Write the material out again exactly as it stands.

■ **AVAILABLE RECORDS**:
■ ■ ■ ■ ■
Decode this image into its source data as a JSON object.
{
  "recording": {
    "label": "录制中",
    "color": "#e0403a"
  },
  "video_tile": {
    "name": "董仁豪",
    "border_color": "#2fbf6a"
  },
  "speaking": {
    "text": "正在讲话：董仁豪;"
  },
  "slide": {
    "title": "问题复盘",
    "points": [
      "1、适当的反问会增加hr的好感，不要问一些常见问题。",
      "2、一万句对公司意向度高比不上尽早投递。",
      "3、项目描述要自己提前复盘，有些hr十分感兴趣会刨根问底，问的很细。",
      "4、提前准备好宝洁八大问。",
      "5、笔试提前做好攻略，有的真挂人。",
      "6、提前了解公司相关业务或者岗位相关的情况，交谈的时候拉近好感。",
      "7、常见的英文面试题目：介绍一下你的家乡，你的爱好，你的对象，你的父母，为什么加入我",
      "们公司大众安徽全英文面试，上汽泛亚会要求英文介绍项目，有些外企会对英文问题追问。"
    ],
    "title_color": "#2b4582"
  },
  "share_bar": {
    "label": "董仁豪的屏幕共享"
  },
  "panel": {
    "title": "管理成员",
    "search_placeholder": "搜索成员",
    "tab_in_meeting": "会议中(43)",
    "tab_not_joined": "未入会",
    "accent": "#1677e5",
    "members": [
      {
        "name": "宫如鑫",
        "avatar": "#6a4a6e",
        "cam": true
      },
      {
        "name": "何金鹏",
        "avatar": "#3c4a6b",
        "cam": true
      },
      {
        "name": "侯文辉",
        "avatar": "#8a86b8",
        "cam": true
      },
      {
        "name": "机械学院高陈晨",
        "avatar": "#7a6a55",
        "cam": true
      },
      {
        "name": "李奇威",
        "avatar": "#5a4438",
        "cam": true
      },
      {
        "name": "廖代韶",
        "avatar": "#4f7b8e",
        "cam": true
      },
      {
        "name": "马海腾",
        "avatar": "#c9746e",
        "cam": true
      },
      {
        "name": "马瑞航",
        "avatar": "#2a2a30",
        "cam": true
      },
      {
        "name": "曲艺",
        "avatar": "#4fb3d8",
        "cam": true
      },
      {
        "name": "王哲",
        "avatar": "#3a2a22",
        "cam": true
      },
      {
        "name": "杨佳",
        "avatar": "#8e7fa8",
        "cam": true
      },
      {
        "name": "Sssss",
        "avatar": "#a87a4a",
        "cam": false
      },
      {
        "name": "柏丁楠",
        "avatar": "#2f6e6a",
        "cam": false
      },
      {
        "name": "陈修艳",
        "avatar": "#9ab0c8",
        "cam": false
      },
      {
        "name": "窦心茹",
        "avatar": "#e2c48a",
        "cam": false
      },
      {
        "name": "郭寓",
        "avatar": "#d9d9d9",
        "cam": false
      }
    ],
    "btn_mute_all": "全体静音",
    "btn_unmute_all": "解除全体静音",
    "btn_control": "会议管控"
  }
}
■ ■ ■ ■ ■
■ **TASK ANSWER**:
Decode this image into its source data as a JSON object.
{
  "recording": {
    "label": "录制中",
    "color": "#e0403a"
  },
  "video_tile": {
    "name": "董仁豪",
    "border_color": "#2fbf6a"
  },
  "speaking": {
    "text": "正在讲话：董仁豪;"
  },
  "slide": {
    "title": "问题复盘",
    "points": [
      "1、适当的反问会增加hr的好感，不要问一些常见问题。",
      "2、一万句对公司意向度高比不上尽早投递。",
      "3、项目描述要自己提前复盘，有些hr十分感兴趣会刨根问底，问的很细。",
      "4、提前准备好宝洁八大问。",
      "5、笔试提前做好攻略，有的真挂人。",
      "6、提前了解公司相关业务或者岗位相关的情况，交谈的时候拉近好感。",
      "7、常见的英文面试题目：介绍一下你的家乡，你的爱好，你的对象，你的父母，为什么加入我",
      "们公司大众安徽全英文面试，上汽泛亚会要求英文介绍项目，有些外企会对英文问题追问。"
    ],
    "title_color": "#2b4582"
  },
  "share_bar": {
    "label": "董仁豪的屏幕共享"
  },
  "panel": {
    "title": "管理成员",
    "search_placeholder": "搜索成员",
    "tab_in_meeting": "会议中(43)",
    "tab_not_joined": "未入会",
    "accent": "#1677e5",
    "members": [
      {
        "name": "宫如鑫",
        "avatar": "#6a4a6e",
        "cam": true
      },
      {
        "name": "何金鹏",
        "avatar": "#3c4a6b",
        "cam": true
      },
      {
        "name": "侯文辉",
        "avatar": "#8a86b8",
        "cam": true
      },
      {
        "name": "机械学院高陈晨",
        "avatar": "#7a6a55",
        "cam": true
      },
      {
        "name": "李奇威",
        "avatar": "#5a4438",
        "cam": true
      },
      {
        "name": "廖代韶",
        "avatar": "#4f7b8e",
        "cam": true
      },
      {
        "name": "马海腾",
        "avatar": "#c9746e",
        "cam": true
      },
      {
        "name": "马瑞航",
        "avatar": "#2a2a30",
        "cam": true
      },
      {
        "name": "曲艺",
        "avatar": "#4fb3d8",
        "cam": true
      },
      {
        "name": "王哲",
        "avatar": "#3a2a22",
        "cam": true
      },
      {
        "name": "杨佳",
        "avatar": "#8e7fa8",
        "cam": true
      },
      {
        "name": "Sssss",
        "avatar": "#a87a4a",
        "cam": false
      },
      {
        "name": "柏丁楠",
        "avatar": "#2f6e6a",
        "cam": false
      },
      {
        "name": "陈修艳",
        "avatar": "#9ab0c8",
        "cam": false
      },
      {
        "name": "窦心茹",
        "avatar": "#e2c48a",
        "cam": false
      },
      {
        "name": "郭寓",
        "avatar": "#d9d9d9",
        "cam": false
      }
    ],
    "btn_mute_all": "全体静音",
    "btn_unmute_all": "解除全体静音",
    "btn_control": "会议管控"
  }
}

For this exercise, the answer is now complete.